> Data items:
Begin

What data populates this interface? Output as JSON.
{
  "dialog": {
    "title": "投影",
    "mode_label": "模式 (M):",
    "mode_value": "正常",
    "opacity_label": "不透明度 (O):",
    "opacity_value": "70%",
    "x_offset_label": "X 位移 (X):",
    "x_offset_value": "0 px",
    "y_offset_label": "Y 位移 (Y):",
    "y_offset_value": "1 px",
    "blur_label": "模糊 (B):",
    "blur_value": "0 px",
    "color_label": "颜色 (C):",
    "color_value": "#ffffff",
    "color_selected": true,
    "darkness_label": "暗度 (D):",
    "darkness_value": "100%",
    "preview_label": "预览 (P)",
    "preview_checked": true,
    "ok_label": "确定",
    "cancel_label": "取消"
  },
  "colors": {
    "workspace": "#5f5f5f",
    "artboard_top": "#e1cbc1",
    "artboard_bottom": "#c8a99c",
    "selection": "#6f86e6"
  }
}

End

Out of the preceding entries, pull every line containing the string "true".

    "color_selected": true,
    "preview_checked": true,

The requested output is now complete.